■ WHAT TO PRODUCE:
For the listing below, give the number of lines in which "this" occurs. Add nothing.

Records from a dataset
──────

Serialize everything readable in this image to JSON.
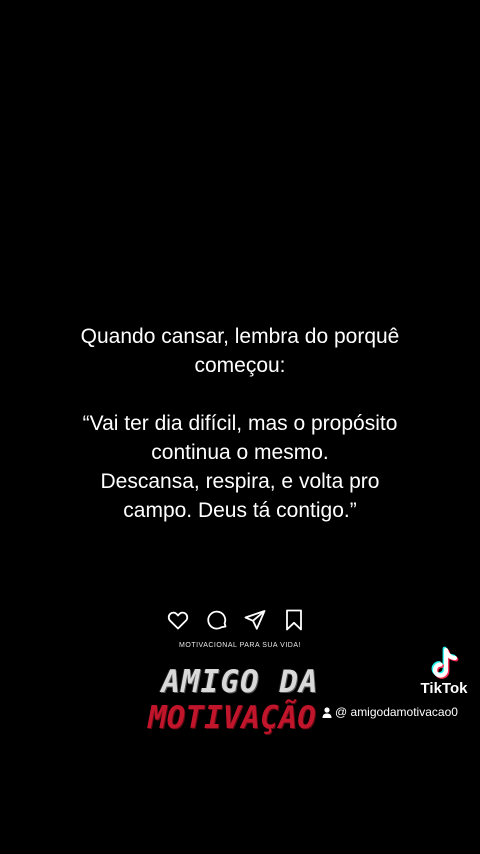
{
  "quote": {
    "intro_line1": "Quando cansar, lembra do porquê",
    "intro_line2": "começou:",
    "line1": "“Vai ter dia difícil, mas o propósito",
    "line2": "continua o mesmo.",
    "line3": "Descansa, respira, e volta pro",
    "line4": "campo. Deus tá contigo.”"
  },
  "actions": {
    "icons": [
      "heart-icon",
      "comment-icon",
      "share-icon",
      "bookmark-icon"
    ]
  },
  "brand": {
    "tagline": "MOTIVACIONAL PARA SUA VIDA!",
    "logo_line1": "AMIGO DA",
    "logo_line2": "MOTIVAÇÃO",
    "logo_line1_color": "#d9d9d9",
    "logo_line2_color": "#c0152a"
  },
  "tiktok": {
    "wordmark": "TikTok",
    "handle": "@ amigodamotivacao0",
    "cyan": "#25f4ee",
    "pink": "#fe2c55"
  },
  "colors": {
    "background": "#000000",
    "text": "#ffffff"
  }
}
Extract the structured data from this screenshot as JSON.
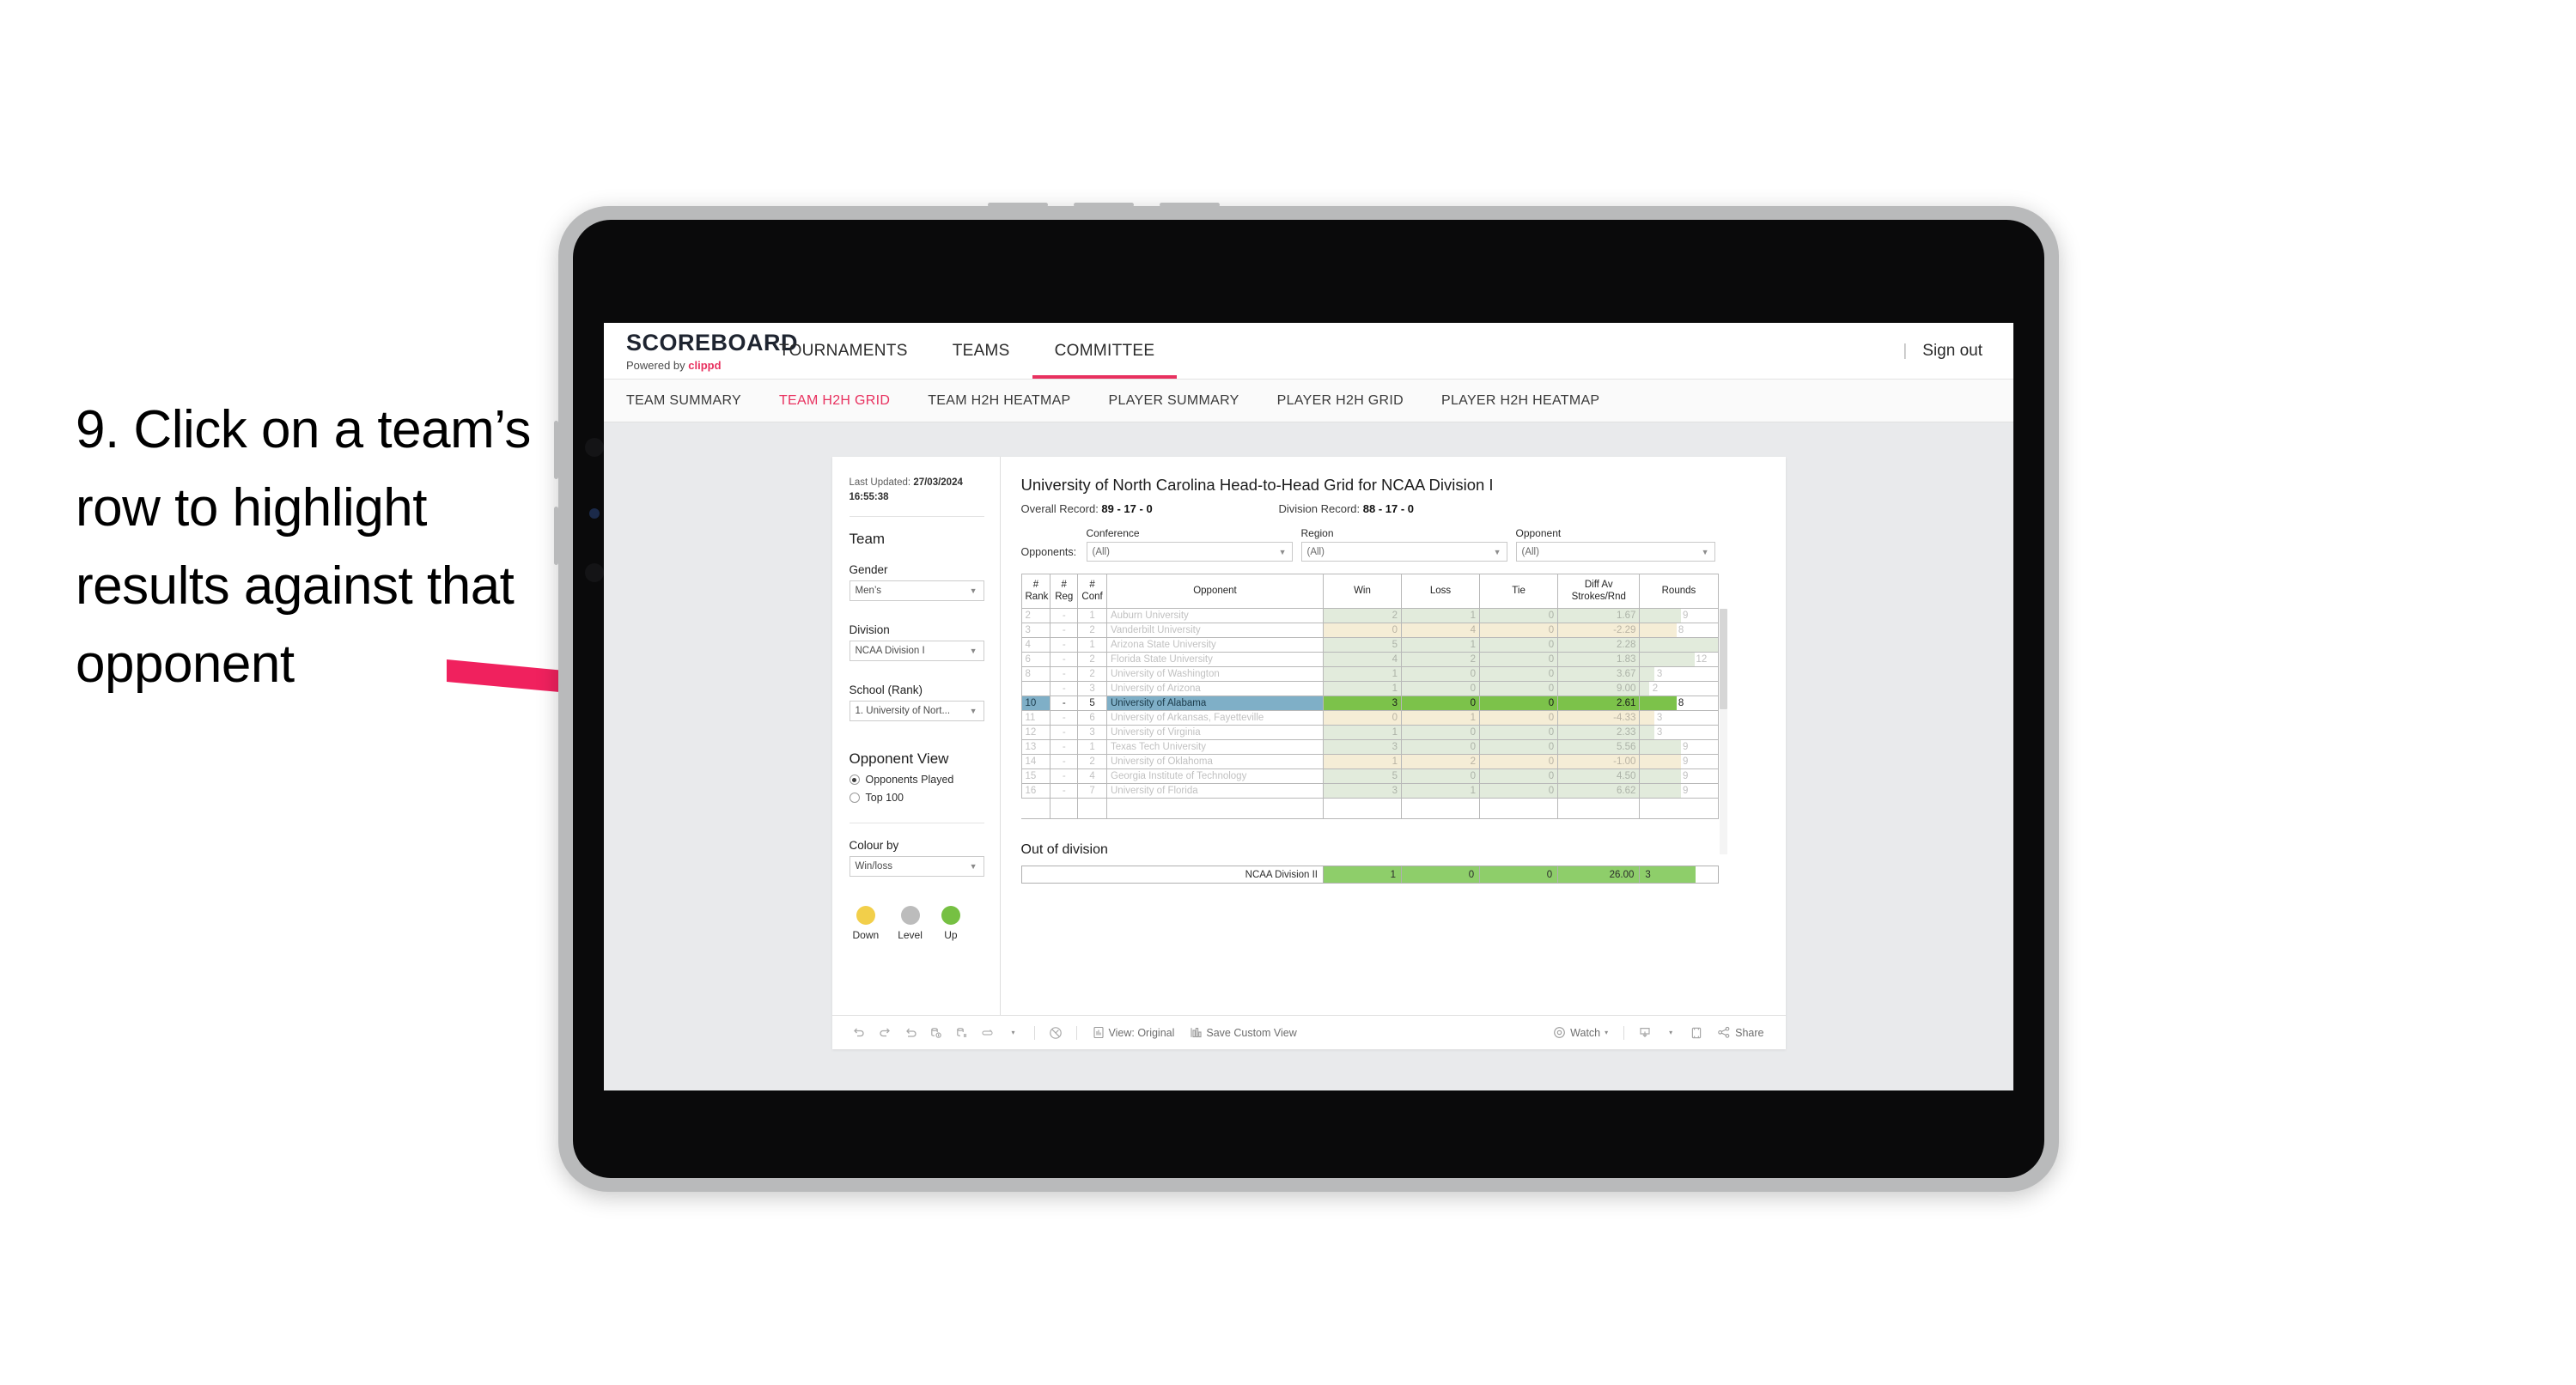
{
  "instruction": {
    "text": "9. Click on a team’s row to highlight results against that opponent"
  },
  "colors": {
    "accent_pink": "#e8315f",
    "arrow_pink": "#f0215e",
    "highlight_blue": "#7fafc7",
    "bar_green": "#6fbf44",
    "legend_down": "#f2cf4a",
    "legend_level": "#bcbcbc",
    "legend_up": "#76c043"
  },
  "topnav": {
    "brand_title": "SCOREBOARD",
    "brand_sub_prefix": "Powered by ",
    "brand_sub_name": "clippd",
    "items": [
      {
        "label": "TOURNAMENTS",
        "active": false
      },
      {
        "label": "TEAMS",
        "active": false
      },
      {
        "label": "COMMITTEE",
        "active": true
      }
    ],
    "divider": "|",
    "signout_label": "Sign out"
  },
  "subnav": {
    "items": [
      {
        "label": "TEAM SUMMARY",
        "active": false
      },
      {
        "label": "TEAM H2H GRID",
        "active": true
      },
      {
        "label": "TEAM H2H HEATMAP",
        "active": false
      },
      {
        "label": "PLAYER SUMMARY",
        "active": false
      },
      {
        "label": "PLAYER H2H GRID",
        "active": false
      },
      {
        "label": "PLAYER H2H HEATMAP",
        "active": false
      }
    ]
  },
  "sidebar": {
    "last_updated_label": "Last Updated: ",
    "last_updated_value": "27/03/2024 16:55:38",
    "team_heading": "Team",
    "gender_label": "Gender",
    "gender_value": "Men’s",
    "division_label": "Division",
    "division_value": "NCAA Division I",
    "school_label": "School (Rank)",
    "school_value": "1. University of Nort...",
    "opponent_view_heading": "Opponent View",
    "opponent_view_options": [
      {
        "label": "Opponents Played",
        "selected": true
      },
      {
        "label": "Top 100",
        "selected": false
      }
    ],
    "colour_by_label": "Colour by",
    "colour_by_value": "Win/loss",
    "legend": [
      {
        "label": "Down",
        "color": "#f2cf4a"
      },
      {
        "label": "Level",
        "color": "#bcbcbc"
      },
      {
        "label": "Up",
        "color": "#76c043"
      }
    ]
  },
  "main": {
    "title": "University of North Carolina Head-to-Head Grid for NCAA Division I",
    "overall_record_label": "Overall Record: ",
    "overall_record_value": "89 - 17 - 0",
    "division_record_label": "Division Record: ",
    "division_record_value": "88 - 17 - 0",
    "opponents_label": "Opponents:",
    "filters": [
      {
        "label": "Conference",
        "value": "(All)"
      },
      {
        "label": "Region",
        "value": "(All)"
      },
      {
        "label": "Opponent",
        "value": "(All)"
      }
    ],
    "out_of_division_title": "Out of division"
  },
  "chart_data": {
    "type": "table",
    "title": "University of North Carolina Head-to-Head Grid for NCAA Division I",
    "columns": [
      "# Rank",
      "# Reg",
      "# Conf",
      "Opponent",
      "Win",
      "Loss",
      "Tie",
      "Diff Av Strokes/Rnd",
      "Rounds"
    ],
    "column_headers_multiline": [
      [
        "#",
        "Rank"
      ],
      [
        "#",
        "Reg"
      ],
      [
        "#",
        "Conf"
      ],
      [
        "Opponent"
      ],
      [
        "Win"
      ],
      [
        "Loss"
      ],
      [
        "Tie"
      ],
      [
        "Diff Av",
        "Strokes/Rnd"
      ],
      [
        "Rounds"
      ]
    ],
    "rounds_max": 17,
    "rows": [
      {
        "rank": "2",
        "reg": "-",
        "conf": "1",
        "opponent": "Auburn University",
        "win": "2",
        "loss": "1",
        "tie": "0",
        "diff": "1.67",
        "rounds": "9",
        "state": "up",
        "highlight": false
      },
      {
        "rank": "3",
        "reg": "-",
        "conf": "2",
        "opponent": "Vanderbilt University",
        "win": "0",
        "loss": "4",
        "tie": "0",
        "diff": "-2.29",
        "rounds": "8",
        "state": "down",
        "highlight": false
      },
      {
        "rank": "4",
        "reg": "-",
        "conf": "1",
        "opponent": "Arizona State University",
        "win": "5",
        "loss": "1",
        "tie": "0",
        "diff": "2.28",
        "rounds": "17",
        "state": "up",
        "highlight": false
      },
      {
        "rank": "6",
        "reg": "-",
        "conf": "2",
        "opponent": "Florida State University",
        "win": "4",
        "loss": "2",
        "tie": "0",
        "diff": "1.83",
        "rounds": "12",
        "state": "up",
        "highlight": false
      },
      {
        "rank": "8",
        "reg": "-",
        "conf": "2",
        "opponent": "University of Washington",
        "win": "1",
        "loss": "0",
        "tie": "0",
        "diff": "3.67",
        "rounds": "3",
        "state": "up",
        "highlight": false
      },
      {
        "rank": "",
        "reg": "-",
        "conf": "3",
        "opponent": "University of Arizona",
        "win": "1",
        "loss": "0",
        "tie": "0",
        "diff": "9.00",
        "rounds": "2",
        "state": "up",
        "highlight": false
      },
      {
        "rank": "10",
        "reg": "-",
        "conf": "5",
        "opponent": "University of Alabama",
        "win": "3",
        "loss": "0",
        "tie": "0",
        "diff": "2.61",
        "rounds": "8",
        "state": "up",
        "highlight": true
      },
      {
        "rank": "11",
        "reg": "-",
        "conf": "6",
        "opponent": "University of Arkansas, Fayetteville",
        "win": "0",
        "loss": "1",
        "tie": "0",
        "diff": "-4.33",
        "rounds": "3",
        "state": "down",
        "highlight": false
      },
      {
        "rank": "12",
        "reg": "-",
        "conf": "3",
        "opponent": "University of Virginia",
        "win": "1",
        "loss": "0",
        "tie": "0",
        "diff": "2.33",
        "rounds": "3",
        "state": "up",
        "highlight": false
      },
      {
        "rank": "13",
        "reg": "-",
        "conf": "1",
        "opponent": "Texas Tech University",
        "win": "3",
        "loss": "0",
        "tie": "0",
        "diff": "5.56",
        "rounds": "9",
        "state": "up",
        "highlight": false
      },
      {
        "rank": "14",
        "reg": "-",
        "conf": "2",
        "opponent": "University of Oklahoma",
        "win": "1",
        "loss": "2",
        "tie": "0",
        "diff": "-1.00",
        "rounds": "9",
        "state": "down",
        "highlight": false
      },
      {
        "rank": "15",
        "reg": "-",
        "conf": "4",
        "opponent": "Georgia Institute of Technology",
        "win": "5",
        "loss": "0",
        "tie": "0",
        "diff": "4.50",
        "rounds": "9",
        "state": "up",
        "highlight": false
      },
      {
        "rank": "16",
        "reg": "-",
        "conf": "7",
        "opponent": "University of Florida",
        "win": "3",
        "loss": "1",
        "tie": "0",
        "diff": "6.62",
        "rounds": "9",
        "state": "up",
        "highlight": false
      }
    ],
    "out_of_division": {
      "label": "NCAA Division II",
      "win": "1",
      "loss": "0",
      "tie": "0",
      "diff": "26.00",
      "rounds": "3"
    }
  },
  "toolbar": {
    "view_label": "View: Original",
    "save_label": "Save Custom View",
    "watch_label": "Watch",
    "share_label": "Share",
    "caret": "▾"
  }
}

──────

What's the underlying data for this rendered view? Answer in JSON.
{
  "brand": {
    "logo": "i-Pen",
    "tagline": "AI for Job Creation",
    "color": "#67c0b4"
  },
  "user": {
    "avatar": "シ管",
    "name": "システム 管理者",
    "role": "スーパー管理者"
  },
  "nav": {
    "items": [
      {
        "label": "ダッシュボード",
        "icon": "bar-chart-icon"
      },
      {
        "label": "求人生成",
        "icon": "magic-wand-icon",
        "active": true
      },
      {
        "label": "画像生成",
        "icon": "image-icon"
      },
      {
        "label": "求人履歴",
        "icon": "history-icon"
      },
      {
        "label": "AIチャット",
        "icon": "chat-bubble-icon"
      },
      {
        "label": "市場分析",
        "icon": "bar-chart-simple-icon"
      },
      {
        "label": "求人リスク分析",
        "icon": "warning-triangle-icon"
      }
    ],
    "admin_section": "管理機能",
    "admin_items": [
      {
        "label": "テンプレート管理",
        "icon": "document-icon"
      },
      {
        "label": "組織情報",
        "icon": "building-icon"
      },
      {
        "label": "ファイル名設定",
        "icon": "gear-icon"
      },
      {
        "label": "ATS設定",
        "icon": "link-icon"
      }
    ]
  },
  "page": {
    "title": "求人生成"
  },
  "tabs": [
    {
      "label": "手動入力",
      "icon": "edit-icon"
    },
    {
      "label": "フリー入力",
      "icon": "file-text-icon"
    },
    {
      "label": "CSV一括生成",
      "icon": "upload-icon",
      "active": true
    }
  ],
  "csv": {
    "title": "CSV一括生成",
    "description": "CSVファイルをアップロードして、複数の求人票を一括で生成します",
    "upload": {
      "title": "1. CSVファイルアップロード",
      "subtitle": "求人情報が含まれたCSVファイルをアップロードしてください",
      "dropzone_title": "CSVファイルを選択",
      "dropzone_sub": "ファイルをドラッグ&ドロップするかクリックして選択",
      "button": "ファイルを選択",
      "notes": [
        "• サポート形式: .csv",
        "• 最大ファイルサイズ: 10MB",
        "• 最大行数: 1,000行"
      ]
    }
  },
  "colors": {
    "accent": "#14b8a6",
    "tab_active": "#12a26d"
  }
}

──────

■ REPLY TO THE TASK:
3